Your task is to tally the lines of the listing containing the word "yhtä" and report the figure alone.

-=-=-=-=-

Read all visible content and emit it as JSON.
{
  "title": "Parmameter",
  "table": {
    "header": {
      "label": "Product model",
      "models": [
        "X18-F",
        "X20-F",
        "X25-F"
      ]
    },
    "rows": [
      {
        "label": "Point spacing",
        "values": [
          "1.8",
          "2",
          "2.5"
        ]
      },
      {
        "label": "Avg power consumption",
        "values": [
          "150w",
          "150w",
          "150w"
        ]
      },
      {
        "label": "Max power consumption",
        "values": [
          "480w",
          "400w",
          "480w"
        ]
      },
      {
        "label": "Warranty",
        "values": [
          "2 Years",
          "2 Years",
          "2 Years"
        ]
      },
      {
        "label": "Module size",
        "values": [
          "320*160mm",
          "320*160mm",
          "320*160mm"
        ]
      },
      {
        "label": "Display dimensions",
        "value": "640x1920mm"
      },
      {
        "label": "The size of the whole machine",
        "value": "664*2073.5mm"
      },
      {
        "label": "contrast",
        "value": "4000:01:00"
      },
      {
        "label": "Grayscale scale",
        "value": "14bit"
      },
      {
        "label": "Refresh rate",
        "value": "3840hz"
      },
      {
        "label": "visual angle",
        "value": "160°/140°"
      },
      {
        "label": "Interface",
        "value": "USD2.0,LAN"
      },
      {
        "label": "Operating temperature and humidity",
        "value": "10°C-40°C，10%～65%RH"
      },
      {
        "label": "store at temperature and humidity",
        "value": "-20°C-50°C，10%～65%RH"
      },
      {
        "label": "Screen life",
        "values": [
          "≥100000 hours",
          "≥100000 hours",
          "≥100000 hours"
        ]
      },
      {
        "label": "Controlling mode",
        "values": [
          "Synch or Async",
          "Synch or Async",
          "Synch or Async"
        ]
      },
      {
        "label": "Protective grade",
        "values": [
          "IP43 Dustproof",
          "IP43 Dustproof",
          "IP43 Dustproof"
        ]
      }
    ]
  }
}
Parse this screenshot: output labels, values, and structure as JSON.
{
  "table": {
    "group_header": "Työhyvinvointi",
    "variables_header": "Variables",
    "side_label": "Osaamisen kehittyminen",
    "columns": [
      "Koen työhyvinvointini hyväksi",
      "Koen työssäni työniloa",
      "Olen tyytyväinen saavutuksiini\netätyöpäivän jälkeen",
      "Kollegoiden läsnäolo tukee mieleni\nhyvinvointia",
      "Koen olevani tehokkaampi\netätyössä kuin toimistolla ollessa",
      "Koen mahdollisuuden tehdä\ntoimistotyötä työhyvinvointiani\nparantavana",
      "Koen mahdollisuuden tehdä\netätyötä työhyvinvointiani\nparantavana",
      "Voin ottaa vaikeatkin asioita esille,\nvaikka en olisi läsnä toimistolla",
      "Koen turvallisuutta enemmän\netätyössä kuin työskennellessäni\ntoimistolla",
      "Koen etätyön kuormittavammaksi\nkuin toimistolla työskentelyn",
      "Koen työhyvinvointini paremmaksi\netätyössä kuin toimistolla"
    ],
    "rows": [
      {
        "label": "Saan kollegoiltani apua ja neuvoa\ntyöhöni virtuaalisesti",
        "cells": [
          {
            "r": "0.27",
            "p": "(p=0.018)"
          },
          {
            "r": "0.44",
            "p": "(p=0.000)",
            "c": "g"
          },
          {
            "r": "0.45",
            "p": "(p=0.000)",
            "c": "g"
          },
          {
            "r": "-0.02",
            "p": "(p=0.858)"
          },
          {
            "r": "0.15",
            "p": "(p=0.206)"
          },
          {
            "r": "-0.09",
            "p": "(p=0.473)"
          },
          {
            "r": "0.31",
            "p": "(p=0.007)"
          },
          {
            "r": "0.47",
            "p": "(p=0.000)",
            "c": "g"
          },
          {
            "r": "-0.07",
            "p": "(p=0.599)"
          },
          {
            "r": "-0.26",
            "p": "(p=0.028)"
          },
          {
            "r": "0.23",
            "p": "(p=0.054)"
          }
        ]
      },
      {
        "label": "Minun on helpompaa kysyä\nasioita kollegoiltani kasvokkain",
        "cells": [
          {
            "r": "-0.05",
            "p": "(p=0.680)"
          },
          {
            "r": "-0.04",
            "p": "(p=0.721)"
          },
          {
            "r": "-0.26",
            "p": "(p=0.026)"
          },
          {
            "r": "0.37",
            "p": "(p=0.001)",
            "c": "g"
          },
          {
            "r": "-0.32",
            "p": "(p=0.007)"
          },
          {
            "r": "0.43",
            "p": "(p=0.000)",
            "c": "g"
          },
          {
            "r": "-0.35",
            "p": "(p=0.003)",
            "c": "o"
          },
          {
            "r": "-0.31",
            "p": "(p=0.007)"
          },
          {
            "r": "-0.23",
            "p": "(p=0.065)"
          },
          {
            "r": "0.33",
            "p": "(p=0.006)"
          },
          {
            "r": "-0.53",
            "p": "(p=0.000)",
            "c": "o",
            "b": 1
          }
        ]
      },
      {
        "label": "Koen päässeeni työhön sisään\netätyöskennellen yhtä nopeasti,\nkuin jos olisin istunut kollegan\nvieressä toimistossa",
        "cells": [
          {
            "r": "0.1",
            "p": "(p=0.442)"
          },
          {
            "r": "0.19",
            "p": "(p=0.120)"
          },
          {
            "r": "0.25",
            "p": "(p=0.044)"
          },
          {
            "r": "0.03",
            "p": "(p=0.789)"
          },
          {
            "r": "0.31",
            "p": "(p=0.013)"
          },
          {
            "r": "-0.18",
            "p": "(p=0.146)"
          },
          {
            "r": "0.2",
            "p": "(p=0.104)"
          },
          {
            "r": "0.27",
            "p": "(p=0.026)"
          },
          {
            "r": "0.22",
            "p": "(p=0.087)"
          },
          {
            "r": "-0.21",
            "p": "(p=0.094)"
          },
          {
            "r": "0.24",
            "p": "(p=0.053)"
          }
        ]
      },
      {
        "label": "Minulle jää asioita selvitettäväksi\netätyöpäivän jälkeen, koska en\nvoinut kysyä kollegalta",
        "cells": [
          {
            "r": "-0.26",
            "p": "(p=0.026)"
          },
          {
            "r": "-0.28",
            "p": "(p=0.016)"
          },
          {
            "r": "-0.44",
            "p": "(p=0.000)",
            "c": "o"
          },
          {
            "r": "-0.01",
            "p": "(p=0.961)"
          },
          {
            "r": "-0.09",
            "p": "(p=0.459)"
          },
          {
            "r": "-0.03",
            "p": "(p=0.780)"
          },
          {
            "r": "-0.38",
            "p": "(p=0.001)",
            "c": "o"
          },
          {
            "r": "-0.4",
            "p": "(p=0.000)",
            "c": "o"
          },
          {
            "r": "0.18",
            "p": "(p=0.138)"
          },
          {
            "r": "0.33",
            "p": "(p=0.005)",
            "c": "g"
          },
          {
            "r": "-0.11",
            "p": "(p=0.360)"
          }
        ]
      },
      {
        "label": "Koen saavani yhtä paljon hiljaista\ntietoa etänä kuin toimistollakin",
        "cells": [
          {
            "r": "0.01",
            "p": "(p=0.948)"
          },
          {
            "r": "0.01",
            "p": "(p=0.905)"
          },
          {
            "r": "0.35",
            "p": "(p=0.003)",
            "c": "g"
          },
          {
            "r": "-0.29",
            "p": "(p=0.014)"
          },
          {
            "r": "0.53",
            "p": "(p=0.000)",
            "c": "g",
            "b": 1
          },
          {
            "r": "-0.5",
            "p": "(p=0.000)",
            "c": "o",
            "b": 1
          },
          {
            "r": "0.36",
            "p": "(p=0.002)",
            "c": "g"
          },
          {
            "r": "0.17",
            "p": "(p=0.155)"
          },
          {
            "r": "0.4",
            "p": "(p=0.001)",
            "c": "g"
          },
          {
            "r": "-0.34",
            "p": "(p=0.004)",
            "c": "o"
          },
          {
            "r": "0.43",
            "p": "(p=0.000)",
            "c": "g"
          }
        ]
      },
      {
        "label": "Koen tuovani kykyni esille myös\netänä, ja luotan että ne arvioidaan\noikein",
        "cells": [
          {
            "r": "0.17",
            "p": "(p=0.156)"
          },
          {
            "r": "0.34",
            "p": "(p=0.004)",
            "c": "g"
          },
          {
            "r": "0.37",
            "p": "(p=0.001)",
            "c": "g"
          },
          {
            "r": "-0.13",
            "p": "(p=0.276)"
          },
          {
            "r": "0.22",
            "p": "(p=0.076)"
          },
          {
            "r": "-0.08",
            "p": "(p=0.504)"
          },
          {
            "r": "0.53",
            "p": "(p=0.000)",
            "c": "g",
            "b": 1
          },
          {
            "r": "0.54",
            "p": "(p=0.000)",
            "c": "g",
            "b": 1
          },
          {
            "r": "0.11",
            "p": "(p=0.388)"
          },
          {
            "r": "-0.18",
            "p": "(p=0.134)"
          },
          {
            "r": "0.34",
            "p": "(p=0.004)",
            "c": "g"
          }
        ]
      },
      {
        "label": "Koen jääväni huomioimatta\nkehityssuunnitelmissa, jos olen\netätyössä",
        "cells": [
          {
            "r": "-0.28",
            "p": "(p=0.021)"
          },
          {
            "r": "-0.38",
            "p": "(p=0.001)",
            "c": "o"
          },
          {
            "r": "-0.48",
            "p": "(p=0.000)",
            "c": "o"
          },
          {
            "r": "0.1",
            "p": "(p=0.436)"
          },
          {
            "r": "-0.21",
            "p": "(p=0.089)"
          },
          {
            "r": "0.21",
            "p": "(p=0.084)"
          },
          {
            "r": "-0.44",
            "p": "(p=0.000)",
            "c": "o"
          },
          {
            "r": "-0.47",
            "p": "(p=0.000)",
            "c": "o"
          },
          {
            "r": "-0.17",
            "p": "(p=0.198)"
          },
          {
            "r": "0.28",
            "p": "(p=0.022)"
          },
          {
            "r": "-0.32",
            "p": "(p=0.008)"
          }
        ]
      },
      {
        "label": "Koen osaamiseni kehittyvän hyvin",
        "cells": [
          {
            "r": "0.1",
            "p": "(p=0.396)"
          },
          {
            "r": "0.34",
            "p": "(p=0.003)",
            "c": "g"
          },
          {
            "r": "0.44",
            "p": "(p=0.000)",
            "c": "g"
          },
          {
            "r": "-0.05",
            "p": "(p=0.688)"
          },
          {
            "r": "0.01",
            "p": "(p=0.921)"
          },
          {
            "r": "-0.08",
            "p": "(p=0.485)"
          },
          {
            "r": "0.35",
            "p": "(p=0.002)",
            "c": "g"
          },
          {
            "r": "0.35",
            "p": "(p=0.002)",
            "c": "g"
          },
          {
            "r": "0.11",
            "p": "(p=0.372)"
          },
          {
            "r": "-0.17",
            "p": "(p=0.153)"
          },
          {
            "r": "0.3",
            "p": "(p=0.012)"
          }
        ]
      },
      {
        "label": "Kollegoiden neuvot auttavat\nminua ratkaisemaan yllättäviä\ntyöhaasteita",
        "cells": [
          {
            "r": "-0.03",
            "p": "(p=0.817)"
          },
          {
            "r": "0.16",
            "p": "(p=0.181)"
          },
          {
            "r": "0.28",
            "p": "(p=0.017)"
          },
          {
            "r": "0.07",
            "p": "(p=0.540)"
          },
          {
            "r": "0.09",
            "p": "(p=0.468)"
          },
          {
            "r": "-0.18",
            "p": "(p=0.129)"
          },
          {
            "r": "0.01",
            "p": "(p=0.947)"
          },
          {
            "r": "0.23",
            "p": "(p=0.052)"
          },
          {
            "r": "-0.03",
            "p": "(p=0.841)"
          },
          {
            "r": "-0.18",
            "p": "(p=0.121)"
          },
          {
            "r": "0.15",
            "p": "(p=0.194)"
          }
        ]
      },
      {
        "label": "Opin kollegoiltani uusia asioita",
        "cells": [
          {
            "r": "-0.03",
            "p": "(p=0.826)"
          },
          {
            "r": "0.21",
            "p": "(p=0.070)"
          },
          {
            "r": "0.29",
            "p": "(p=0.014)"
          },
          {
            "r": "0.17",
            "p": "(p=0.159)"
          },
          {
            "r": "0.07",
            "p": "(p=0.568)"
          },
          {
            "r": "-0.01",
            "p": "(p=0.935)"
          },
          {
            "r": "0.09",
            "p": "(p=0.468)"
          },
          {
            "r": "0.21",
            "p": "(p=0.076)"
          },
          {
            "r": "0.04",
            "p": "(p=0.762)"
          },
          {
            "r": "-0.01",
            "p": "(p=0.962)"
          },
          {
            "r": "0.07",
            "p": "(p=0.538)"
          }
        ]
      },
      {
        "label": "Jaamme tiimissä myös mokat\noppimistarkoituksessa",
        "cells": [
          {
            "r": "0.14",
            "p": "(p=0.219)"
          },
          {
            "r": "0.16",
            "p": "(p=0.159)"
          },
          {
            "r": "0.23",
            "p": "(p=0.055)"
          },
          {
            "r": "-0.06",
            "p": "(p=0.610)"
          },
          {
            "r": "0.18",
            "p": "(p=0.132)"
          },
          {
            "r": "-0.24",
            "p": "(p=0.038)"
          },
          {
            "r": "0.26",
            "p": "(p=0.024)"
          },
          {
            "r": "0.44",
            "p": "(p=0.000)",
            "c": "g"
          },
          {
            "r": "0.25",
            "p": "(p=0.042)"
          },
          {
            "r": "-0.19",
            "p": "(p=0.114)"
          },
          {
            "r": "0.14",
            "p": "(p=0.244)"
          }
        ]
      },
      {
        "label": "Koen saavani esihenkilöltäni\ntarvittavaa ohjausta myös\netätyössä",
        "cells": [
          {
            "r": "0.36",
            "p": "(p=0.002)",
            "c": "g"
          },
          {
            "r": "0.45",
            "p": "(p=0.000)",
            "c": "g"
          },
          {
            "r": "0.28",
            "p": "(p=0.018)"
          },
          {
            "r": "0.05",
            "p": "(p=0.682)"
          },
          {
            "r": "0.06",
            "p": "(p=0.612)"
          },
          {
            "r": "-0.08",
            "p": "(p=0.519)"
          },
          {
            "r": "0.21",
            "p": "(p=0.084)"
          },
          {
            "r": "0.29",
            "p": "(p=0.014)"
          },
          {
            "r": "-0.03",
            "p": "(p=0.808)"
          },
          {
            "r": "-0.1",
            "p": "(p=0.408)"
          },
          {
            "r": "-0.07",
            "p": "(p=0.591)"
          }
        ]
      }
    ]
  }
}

-=-=-=-=-

Answer to the exercise:
2